Figure data in JSON

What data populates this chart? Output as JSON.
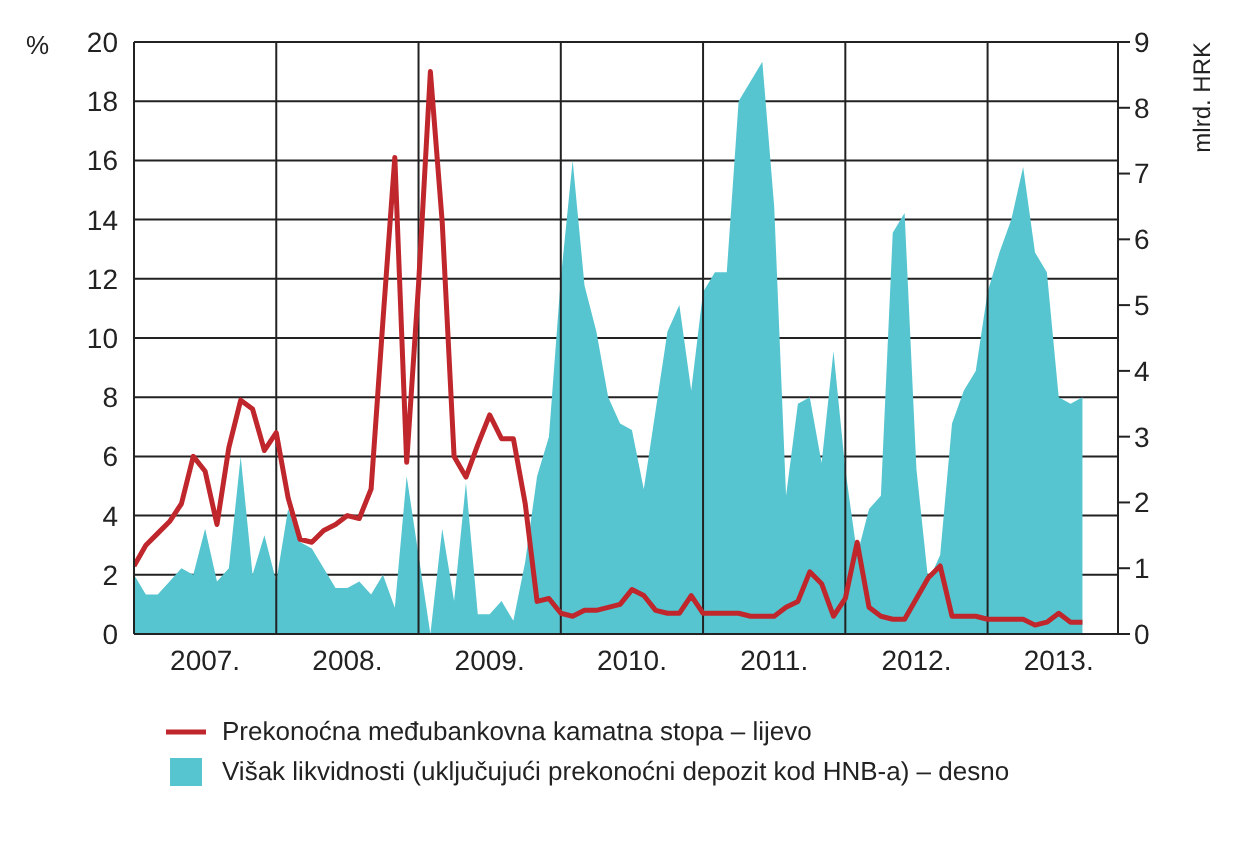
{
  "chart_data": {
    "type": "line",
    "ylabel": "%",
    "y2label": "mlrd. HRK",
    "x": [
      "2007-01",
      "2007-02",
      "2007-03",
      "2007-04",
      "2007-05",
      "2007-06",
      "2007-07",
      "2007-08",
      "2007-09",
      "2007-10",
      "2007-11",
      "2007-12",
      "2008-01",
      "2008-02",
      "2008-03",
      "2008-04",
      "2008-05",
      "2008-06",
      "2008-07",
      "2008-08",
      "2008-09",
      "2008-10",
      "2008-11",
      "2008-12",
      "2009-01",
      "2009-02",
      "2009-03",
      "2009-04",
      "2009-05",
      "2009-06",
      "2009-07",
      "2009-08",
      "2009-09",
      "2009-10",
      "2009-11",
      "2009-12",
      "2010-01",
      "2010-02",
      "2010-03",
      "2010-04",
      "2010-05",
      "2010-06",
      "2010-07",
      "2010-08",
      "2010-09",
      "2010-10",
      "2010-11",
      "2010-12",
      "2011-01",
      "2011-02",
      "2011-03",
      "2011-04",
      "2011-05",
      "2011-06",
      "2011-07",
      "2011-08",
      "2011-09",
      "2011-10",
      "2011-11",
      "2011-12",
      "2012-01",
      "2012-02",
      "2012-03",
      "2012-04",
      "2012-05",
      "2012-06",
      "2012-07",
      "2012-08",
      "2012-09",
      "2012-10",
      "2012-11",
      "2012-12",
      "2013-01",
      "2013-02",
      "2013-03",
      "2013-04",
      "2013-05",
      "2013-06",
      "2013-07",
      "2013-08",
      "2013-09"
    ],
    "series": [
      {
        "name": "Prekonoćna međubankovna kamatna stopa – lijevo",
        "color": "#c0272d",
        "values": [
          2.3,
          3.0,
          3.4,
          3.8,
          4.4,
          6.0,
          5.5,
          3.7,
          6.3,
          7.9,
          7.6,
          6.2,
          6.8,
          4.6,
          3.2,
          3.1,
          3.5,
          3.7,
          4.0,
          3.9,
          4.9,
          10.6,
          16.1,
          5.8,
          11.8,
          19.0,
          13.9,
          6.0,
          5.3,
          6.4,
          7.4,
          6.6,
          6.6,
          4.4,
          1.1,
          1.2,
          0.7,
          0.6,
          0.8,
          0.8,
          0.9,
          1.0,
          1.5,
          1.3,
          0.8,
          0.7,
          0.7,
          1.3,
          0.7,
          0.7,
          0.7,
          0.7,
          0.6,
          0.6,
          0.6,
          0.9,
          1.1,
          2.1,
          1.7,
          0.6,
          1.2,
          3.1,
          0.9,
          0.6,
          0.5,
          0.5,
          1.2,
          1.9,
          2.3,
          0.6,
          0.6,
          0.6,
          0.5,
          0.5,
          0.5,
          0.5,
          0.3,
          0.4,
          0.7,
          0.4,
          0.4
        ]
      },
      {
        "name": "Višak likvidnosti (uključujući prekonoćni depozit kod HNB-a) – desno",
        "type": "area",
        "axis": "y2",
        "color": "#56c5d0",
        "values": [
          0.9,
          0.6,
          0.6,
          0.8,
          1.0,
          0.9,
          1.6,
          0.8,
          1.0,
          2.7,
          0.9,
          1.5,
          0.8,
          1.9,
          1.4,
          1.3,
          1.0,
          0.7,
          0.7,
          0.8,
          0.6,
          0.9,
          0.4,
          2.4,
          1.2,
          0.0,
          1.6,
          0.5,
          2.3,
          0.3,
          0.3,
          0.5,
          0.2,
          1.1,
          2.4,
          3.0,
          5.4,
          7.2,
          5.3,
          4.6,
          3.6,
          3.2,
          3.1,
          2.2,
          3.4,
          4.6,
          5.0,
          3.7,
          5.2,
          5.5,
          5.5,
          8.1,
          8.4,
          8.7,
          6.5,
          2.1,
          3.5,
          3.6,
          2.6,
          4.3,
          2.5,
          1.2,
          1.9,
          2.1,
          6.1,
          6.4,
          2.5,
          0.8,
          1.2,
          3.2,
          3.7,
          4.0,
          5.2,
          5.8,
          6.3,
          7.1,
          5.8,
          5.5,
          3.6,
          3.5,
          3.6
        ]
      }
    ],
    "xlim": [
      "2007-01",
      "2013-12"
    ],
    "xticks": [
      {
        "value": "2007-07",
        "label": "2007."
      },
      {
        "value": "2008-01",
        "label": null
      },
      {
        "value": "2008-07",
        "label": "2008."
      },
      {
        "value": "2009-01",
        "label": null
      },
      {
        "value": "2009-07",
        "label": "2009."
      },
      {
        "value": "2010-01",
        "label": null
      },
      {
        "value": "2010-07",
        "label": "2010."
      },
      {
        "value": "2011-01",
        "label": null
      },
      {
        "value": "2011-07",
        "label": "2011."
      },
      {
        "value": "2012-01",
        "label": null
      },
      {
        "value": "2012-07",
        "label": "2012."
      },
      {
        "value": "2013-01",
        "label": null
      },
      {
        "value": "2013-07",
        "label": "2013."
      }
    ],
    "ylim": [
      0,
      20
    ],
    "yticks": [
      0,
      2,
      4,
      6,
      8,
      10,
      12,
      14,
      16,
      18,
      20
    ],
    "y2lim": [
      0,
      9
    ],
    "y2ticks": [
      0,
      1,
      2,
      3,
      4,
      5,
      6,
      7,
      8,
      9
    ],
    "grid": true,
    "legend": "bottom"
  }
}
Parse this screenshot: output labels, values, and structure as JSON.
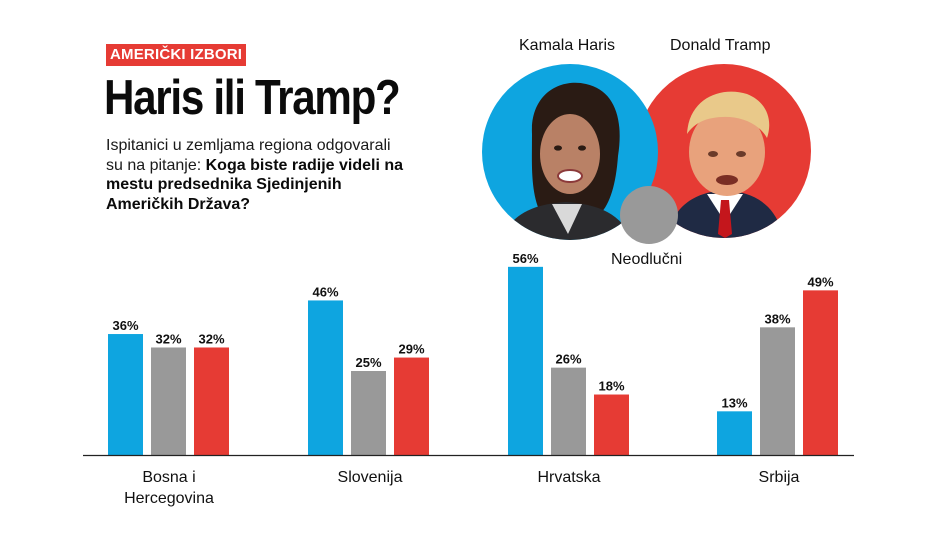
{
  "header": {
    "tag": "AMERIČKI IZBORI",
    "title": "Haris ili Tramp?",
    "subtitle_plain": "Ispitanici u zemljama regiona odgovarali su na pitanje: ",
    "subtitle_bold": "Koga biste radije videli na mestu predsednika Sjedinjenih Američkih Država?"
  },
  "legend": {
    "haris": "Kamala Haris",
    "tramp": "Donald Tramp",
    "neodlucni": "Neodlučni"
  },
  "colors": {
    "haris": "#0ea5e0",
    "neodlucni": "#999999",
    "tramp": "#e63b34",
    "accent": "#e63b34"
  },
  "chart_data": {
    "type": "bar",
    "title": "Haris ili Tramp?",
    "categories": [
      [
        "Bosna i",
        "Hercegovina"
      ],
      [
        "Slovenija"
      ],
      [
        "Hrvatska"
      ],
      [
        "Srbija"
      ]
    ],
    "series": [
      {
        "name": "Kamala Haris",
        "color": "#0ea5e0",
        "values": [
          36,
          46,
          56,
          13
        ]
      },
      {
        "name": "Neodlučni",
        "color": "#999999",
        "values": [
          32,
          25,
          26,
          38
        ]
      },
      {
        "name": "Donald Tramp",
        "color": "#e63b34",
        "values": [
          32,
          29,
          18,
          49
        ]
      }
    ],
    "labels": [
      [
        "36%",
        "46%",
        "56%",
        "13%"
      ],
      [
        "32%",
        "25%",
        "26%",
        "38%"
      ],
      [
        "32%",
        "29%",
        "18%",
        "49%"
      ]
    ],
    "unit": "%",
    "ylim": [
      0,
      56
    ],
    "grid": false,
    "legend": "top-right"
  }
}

#### REQUIRED TASK
Report every line in the data above in which the word "this" appears.

#### EXPECTED OUTPUT
What data populates this chart? Output as JSON.
Parse this screenshot: output labels, values, and structure as JSON.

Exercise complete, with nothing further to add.